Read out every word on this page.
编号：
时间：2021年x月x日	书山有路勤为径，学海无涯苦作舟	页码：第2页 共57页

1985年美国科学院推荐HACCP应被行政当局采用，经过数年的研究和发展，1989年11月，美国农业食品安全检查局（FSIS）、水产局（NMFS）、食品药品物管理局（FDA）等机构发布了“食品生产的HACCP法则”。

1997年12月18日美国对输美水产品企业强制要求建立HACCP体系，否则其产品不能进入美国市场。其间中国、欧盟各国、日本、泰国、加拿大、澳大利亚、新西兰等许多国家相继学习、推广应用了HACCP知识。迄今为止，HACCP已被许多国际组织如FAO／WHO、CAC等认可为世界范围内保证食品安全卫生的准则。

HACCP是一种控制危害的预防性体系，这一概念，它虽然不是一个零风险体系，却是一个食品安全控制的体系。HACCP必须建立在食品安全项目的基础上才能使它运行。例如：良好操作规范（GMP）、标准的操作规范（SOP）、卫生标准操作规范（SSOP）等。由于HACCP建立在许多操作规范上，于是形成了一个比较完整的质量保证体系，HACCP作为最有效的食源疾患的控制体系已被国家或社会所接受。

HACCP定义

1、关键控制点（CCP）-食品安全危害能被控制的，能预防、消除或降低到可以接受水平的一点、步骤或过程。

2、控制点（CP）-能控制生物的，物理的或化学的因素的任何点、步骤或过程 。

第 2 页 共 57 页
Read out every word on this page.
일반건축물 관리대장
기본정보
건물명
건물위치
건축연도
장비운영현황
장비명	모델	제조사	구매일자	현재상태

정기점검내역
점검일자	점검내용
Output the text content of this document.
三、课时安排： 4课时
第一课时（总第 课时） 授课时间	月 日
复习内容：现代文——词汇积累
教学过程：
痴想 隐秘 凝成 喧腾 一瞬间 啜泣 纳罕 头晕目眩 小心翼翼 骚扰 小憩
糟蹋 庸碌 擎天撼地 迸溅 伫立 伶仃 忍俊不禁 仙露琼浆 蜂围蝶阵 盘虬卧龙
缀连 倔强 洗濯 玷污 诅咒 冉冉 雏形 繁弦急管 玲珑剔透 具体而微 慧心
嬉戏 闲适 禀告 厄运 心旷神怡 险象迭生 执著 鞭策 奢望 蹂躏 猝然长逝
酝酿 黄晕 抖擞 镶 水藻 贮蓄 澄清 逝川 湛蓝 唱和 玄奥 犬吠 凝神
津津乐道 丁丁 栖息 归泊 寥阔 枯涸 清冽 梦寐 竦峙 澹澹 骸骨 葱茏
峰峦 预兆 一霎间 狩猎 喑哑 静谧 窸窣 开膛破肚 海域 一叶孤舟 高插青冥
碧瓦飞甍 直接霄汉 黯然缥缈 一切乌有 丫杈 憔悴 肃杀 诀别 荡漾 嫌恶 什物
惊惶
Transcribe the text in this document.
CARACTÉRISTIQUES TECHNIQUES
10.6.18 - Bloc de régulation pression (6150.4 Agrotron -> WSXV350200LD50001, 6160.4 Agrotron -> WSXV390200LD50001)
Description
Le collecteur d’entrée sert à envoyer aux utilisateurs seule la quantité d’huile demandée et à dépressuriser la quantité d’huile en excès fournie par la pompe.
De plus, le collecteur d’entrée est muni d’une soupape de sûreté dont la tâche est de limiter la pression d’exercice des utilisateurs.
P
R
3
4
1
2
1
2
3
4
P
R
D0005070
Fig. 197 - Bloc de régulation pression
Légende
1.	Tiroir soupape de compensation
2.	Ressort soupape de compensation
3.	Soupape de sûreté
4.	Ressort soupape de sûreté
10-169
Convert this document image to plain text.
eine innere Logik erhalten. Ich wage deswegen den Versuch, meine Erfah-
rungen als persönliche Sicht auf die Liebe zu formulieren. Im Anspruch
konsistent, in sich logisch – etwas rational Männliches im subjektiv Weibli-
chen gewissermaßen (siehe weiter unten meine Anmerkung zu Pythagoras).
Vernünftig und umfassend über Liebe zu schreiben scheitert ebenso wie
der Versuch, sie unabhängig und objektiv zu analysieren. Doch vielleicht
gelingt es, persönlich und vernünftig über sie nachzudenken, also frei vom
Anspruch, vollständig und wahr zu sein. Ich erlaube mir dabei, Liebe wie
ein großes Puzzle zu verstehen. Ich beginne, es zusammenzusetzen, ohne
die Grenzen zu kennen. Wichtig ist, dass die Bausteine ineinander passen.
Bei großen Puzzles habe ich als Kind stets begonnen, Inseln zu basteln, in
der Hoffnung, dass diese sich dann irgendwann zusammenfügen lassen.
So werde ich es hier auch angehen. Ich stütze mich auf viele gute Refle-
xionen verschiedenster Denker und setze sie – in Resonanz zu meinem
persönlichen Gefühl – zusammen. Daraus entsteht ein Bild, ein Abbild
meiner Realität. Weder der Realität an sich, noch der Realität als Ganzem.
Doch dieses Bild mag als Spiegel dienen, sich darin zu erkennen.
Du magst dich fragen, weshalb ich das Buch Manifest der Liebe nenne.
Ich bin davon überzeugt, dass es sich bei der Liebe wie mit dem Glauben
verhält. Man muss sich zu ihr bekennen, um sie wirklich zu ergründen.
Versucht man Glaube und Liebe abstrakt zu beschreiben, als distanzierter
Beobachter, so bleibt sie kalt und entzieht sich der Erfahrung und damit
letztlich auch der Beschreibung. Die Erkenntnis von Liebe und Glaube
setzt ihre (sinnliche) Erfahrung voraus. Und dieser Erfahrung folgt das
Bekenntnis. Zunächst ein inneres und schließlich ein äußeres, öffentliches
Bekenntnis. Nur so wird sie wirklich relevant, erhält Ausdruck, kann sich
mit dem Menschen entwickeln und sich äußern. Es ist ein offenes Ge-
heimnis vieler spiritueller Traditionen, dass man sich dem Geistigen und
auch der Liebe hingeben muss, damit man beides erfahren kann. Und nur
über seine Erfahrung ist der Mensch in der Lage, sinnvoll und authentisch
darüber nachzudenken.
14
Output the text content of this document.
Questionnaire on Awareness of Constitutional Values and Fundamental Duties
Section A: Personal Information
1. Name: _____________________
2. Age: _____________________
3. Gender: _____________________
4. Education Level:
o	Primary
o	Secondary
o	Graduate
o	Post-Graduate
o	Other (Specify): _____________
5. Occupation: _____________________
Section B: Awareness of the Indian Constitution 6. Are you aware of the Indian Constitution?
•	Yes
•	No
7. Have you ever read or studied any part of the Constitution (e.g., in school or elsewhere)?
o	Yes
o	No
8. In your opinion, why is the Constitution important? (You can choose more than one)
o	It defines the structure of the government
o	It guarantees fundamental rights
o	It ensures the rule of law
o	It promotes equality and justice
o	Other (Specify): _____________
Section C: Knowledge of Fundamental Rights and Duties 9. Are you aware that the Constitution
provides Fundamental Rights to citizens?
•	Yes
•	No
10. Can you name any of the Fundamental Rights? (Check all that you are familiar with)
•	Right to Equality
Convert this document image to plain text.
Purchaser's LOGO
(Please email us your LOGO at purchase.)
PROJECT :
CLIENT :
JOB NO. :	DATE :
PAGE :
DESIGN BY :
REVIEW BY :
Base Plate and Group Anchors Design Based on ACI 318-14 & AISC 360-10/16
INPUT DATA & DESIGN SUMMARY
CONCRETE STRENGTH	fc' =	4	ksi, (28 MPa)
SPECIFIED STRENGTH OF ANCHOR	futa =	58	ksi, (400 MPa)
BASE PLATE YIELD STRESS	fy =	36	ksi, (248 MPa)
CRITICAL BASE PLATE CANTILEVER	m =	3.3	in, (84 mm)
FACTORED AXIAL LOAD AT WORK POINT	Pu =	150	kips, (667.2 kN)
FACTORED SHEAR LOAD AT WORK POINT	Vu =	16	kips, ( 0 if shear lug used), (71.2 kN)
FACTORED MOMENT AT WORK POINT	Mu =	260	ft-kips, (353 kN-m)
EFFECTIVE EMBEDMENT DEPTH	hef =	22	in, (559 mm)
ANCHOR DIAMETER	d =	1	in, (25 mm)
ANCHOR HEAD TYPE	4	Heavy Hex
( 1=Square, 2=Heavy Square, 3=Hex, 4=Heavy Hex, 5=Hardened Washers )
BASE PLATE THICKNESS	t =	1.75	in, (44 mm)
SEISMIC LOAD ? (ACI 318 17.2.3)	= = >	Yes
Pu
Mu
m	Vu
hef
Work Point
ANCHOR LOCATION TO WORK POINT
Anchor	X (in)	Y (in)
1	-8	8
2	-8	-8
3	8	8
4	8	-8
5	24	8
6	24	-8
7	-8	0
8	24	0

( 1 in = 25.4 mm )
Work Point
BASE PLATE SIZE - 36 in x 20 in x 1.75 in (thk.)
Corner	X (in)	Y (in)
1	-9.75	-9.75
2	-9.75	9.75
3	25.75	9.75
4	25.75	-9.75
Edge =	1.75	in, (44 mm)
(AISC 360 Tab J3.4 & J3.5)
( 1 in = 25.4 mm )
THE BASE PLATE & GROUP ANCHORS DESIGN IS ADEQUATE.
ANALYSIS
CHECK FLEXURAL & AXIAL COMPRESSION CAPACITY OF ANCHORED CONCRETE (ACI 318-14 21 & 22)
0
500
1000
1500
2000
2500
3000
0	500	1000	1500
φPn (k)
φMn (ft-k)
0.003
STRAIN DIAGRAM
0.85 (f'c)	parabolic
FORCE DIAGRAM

════════

Pick out and copy the lines of the material that include the word "nachzudenken".

* [EXERCISE SOLUTION]:
gelingt es, persönlich und vernünftig über sie nachzudenken, also frei vom
darüber nachzudenken.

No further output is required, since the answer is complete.